- Material supplied -
==============================

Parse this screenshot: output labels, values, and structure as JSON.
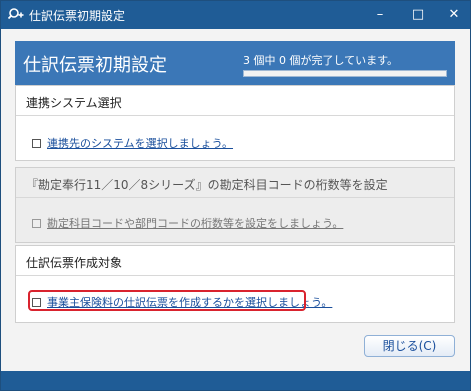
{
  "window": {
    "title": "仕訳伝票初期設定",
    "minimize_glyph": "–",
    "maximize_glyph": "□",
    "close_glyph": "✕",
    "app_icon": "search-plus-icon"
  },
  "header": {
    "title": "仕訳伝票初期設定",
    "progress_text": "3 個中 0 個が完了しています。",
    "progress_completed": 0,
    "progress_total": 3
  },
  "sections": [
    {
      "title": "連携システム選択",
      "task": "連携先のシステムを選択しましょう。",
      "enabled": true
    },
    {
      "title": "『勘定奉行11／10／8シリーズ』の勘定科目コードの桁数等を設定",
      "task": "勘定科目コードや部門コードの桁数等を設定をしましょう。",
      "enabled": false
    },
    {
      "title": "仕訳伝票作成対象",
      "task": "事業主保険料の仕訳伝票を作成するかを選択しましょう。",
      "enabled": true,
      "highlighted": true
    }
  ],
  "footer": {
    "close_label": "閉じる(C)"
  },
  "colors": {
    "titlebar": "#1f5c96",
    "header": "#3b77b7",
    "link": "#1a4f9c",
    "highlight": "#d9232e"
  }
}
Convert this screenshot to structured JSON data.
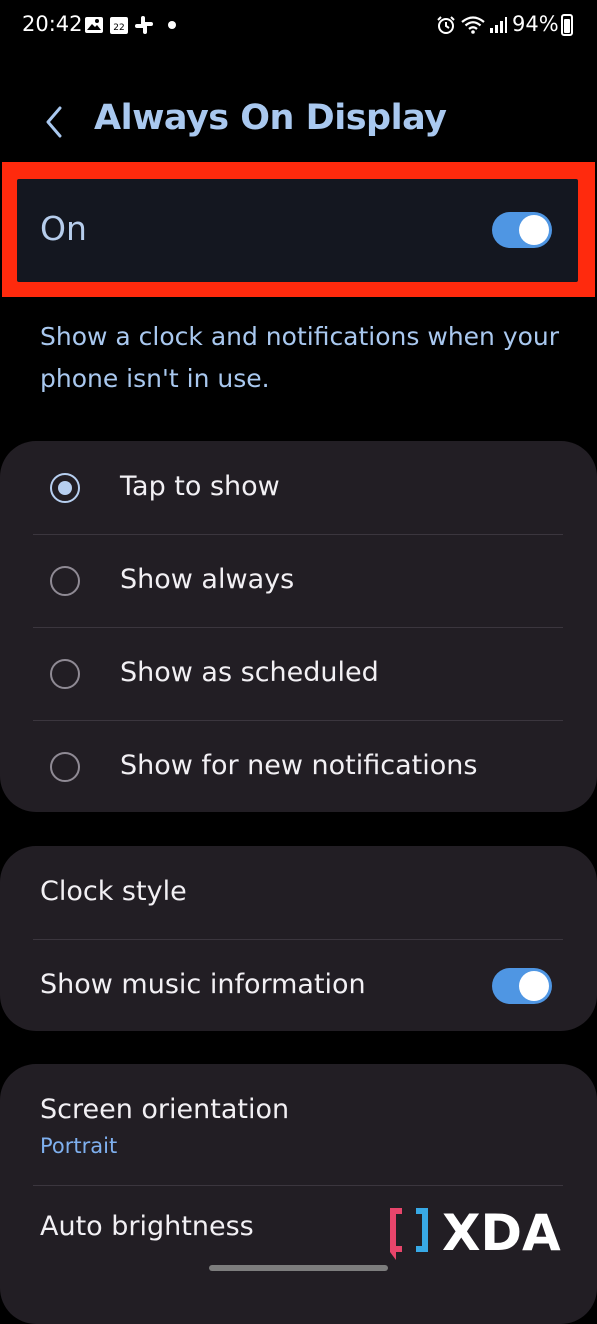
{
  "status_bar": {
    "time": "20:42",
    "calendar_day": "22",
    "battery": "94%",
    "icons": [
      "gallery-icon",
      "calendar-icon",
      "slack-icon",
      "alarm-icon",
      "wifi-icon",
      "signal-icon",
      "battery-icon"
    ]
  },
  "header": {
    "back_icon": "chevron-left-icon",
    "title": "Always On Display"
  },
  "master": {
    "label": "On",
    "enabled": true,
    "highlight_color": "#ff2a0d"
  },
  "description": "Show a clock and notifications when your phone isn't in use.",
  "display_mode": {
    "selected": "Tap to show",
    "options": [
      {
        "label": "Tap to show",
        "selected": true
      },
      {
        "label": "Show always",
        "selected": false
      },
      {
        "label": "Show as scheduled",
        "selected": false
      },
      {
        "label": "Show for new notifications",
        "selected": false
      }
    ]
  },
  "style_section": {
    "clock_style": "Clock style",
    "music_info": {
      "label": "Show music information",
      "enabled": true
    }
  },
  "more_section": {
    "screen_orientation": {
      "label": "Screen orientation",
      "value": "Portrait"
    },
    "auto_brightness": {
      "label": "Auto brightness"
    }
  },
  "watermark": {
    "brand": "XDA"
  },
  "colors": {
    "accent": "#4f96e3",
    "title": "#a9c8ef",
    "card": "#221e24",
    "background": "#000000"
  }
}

==============================

Read the entries above, then pull out the lines that include "true".

      "enabled": true
      "enabled": true,
      "highlighted": true
    "enabled": true,
        "selected": true
      "enabled": true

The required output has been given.